Input rows –
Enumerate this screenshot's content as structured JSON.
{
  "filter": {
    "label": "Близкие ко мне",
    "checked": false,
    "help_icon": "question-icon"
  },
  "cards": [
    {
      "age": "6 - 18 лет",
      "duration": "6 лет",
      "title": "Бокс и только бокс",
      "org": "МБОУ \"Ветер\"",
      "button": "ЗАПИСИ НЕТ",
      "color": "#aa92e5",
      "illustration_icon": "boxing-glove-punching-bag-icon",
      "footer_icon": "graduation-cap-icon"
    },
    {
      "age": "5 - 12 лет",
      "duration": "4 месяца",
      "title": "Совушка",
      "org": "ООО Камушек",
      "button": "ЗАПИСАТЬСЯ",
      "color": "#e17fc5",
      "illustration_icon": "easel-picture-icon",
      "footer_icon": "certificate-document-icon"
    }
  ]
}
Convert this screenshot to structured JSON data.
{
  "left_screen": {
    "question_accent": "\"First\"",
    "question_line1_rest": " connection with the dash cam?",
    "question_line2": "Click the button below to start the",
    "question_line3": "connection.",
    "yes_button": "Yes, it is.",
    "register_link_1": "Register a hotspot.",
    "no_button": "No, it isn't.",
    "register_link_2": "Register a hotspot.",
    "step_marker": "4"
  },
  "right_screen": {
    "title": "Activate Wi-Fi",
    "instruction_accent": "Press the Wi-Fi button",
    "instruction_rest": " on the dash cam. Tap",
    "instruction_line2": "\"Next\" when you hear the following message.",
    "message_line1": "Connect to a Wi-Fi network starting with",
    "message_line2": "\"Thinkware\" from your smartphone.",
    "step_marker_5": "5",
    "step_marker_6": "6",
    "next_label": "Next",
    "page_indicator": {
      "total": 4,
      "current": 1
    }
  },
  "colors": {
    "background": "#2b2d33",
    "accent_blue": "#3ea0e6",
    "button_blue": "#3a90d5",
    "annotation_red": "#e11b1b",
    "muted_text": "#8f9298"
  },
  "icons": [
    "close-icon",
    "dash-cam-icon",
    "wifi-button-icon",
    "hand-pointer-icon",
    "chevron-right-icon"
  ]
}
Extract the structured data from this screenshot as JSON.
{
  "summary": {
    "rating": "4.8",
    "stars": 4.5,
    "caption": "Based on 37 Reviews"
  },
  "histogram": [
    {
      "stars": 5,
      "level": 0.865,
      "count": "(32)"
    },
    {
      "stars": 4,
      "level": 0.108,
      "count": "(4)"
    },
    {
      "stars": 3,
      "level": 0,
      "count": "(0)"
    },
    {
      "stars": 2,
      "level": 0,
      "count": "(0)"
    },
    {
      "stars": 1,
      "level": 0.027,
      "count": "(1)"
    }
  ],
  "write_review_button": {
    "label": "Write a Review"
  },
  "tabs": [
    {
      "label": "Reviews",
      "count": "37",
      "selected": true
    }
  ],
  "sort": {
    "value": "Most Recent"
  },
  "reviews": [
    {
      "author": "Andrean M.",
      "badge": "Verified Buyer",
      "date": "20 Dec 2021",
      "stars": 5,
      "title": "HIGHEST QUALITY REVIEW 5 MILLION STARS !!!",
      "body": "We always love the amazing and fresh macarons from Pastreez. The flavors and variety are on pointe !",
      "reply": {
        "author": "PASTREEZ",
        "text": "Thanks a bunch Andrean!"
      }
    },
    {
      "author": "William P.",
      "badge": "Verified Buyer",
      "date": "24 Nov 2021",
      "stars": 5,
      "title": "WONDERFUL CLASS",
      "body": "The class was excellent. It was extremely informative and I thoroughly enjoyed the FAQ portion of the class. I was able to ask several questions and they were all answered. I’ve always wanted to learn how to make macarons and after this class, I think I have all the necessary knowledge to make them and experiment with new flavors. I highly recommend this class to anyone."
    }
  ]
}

What this task involves –
Only lines with the string "hotspot" belong in your answer; copy each one.

Worked solution –
    "register_link_1": "Register a hotspot.",
    "register_link_2": "Register a hotspot.",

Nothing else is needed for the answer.